WRITTEN INSTRUCTION: Go through the data below. List every line that holds the word "name".

— start DATA ENTRIES —

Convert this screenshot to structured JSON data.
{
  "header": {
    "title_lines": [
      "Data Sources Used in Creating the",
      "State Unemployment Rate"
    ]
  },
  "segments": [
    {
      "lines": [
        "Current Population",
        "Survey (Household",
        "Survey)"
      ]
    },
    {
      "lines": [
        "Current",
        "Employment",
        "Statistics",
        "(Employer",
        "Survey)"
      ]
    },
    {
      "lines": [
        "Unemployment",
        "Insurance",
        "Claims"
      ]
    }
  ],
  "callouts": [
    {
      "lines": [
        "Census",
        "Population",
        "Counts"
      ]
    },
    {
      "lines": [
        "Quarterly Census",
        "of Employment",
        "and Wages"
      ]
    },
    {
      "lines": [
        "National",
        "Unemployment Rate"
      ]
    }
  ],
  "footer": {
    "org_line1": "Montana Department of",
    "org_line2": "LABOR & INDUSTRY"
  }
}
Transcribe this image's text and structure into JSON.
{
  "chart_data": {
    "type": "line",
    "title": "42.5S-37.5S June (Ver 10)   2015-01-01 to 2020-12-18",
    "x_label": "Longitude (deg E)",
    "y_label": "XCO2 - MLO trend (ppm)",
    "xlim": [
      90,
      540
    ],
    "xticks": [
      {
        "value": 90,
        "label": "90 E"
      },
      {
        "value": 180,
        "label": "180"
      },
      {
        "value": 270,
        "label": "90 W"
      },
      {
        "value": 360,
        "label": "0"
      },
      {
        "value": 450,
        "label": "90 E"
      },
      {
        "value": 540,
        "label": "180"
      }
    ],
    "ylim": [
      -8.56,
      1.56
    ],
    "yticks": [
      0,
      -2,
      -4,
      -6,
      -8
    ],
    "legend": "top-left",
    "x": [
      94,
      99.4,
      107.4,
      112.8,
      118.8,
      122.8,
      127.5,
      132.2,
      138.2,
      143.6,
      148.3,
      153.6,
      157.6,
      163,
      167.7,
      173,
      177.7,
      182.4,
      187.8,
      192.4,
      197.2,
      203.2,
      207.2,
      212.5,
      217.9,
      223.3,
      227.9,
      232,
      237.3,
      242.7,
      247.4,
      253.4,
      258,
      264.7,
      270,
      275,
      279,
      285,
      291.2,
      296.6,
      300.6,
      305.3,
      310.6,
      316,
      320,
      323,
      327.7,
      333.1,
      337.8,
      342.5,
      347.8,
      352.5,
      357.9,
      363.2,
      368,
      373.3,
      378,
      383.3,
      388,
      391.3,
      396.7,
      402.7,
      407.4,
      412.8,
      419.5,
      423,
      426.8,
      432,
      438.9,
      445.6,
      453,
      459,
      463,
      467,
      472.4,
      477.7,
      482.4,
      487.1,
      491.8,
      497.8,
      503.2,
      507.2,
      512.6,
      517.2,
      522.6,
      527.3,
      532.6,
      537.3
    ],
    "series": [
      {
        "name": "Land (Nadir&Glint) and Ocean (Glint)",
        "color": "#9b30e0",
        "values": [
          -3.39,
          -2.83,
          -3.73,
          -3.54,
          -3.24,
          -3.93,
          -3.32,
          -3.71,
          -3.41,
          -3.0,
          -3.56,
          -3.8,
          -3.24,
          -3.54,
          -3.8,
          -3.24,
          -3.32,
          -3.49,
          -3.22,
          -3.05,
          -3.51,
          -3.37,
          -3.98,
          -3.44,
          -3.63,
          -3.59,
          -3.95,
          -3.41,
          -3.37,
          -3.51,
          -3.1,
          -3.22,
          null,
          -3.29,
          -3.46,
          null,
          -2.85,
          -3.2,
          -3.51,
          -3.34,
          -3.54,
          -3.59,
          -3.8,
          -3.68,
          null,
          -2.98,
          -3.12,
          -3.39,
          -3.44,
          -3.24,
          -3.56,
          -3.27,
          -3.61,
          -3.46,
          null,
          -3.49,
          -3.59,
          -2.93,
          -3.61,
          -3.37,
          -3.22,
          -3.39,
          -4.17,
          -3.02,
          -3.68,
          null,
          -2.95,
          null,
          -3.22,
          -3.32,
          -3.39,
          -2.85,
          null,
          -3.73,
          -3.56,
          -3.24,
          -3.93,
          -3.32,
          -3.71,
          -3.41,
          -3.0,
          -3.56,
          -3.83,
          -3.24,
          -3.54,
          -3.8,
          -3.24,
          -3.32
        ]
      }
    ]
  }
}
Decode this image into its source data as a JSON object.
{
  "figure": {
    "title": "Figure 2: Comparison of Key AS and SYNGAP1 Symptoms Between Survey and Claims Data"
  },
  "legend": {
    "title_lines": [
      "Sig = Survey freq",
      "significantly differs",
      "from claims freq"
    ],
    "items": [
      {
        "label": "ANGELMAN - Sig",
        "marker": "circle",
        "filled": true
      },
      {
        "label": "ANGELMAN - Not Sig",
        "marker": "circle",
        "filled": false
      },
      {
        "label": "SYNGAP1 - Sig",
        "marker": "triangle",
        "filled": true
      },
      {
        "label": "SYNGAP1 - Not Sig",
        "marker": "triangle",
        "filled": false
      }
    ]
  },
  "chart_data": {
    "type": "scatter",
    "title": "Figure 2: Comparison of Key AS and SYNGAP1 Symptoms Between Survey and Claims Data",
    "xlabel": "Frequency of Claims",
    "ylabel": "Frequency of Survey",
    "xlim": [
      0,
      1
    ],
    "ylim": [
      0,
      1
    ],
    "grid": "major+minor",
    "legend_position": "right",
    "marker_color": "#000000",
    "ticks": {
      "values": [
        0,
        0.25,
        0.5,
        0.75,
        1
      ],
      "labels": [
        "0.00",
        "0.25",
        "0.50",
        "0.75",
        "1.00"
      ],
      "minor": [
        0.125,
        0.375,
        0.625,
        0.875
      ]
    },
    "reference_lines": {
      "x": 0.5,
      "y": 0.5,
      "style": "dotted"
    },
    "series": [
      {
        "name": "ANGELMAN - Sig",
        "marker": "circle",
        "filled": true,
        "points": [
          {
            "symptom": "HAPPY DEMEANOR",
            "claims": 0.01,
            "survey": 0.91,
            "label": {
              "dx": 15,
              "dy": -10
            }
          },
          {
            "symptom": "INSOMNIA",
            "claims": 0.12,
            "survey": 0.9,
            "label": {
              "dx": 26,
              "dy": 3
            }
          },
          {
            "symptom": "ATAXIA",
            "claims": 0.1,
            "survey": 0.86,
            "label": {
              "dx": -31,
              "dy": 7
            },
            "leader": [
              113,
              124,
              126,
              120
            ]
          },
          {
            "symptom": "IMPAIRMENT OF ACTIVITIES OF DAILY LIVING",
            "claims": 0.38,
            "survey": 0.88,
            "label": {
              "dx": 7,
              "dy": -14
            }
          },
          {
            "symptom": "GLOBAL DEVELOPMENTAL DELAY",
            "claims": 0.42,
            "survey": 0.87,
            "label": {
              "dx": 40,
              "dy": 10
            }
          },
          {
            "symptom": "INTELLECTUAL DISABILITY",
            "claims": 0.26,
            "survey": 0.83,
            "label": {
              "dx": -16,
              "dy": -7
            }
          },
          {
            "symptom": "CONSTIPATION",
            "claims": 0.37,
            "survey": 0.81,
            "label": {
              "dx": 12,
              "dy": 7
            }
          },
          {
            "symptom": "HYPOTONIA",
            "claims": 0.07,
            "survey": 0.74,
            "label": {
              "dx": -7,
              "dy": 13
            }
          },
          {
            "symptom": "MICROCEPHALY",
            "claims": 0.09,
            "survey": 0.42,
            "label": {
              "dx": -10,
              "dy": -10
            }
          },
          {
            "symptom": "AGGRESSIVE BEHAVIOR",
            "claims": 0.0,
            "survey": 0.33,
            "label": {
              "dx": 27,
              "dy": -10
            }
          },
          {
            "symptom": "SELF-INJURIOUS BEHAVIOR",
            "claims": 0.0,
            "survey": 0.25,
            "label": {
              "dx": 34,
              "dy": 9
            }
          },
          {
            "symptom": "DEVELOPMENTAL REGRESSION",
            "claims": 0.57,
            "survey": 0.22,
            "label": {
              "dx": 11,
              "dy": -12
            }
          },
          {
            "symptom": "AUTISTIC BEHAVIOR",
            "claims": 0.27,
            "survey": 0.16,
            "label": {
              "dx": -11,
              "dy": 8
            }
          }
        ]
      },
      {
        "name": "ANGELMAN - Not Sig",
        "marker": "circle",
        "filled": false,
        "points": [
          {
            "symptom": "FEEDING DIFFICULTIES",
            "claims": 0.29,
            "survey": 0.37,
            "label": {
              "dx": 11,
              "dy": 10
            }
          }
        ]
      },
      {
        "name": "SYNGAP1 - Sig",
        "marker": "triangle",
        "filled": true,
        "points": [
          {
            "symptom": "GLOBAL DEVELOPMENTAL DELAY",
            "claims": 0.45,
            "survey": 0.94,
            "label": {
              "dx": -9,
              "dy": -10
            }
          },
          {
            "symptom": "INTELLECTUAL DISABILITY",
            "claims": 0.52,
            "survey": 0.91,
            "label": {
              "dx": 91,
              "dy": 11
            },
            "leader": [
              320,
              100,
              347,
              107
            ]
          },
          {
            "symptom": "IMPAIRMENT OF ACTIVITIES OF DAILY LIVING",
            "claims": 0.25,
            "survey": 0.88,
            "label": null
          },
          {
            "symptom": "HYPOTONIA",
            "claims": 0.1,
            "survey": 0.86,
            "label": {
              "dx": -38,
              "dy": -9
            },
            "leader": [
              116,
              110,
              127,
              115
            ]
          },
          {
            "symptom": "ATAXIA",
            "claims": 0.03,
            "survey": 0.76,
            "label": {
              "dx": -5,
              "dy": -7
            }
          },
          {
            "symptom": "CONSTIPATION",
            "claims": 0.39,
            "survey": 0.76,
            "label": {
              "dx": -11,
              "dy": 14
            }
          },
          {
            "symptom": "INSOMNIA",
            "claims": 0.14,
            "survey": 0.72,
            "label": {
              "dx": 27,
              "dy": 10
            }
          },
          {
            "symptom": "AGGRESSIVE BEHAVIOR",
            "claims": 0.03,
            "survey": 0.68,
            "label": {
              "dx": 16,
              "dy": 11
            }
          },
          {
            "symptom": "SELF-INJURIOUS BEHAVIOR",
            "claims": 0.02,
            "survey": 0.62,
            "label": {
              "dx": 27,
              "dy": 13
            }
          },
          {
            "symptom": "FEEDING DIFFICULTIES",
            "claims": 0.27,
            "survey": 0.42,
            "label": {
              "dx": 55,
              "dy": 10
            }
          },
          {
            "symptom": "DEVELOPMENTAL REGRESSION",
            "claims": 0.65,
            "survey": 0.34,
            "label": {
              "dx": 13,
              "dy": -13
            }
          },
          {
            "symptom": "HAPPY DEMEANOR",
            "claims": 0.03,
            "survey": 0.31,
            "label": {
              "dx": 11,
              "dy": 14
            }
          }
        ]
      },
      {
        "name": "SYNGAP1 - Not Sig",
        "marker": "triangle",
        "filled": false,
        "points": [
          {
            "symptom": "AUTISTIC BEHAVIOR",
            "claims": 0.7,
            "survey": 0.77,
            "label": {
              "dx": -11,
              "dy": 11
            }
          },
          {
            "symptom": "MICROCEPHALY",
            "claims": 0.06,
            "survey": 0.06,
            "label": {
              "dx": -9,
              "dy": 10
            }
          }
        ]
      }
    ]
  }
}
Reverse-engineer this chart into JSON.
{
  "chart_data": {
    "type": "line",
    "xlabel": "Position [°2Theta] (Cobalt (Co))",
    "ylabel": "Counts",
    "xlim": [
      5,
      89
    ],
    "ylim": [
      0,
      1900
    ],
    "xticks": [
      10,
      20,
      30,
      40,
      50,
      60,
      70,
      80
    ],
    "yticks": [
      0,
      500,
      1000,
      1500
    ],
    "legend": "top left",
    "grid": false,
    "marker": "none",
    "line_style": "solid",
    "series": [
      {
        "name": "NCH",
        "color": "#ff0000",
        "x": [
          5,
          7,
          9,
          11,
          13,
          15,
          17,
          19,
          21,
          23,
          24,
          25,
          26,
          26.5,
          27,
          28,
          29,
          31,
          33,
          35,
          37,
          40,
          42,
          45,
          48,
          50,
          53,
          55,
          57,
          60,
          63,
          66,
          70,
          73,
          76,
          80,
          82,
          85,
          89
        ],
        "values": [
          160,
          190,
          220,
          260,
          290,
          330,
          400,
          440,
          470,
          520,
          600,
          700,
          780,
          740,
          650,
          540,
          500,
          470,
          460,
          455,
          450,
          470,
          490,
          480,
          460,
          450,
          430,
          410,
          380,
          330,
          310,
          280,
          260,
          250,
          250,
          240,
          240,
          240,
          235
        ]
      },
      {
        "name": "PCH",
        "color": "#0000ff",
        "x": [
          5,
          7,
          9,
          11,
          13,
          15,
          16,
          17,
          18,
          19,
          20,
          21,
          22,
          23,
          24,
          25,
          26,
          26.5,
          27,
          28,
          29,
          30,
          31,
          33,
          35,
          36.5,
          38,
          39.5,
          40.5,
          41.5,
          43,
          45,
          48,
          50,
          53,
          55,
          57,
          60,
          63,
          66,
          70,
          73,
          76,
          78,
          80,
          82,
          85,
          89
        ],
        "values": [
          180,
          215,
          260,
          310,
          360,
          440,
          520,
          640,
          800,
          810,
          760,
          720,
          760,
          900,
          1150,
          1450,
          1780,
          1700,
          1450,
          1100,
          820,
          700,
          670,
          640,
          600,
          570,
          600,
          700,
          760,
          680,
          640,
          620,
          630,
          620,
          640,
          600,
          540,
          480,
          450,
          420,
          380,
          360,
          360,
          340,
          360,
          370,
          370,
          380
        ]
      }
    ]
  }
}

— end DATA ENTRIES —

FINISHED TASK:
        "name": "Land (Nadir&Glint) and Ocean (Glint)",
        "name": "ANGELMAN - Sig",
        "name": "ANGELMAN - Not Sig",
        "name": "SYNGAP1 - Sig",
        "name": "SYNGAP1 - Not Sig",
        "name": "NCH",
        "name": "PCH",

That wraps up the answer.